TASK DESCRIPTION:
All lines holding the string "here" are to be shown.

ENTRIES PROVIDED:
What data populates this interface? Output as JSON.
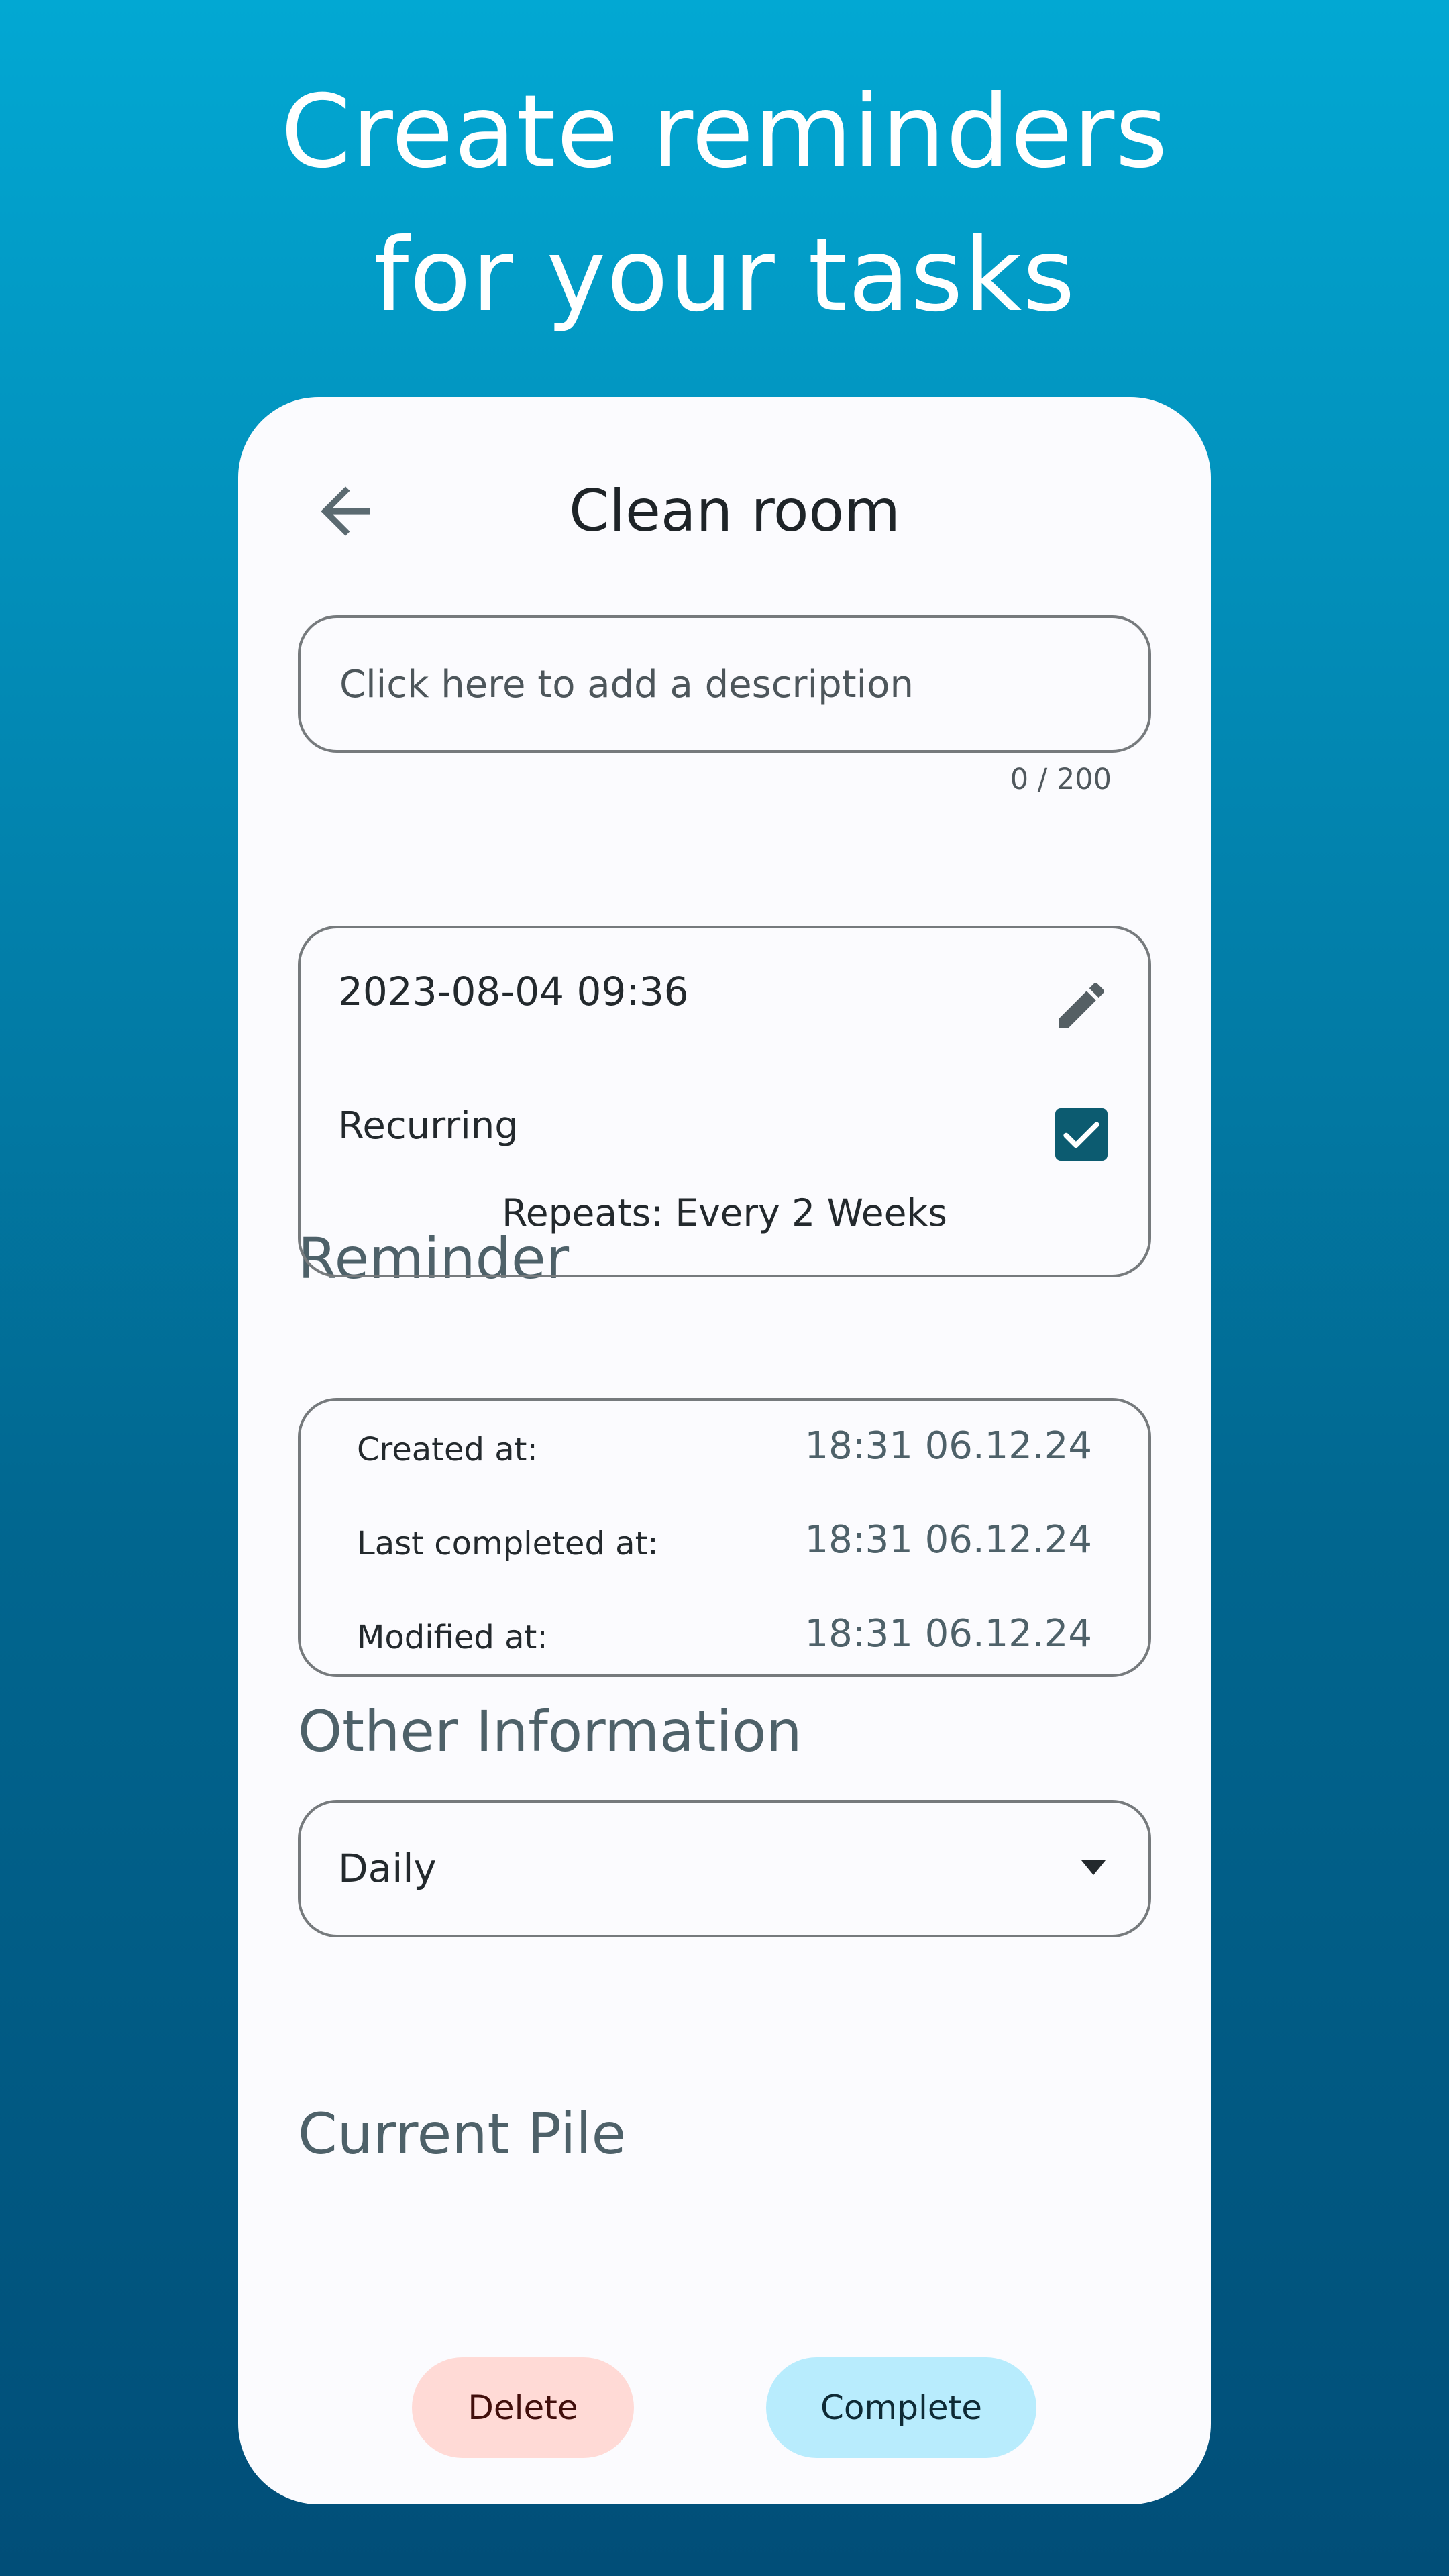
{
  "promo": {
    "headline_line1": "Create reminders",
    "headline_line2": "for your tasks"
  },
  "screen": {
    "title": "Clean room",
    "back_icon": "arrow-back-icon",
    "description": {
      "value": "",
      "placeholder": "Click here to add a description",
      "counter": "0 / 200"
    },
    "reminder": {
      "section_title": "Reminder",
      "datetime": "2023-08-04 09:36",
      "edit_icon": "pencil-icon",
      "recurring_label": "Recurring",
      "recurring_checked": true,
      "repeats_text": "Repeats: Every 2 Weeks"
    },
    "other_info": {
      "section_title": "Other Information",
      "rows": [
        {
          "label": "Created at:",
          "value": "18:31 06.12.24"
        },
        {
          "label": "Last completed at:",
          "value": "18:31 06.12.24"
        },
        {
          "label": "Modified at:",
          "value": "18:31 06.12.24"
        }
      ]
    },
    "current_pile": {
      "section_title": "Current Pile",
      "selected": "Daily",
      "caret_icon": "dropdown-caret-icon"
    },
    "actions": {
      "delete_label": "Delete",
      "complete_label": "Complete"
    }
  },
  "colors": {
    "gradient_top": "#02a8d3",
    "gradient_bottom": "#014e78",
    "card_bg": "#fbfbfe",
    "delete_bg": "#ffdad6",
    "complete_bg": "#b8ecfd",
    "checkbox": "#0c5b70",
    "section_title": "#4e6169"
  }
}
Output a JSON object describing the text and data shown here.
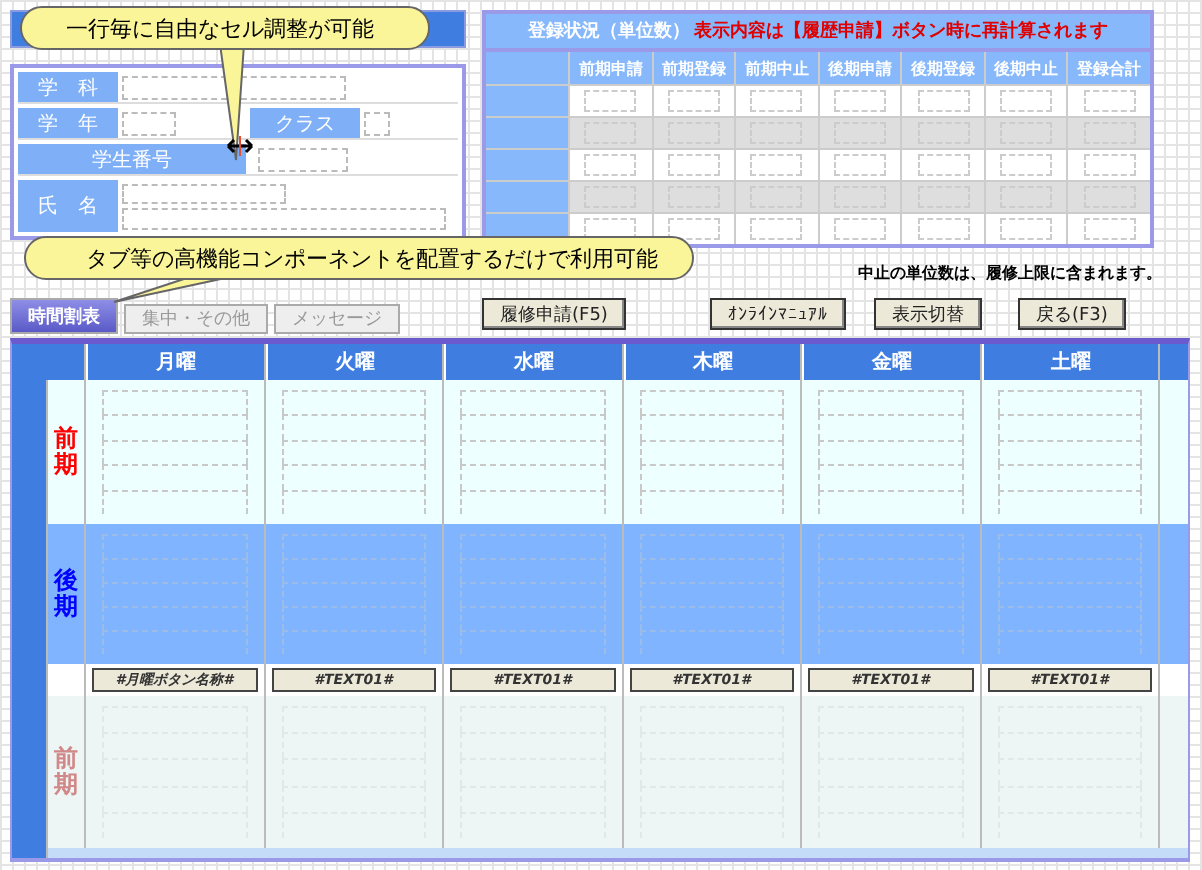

OUTPUT FOR THIS EXERCISE:
      "placeholder": "Click here to add a description",
Output a JSON object describing the text and data shown here.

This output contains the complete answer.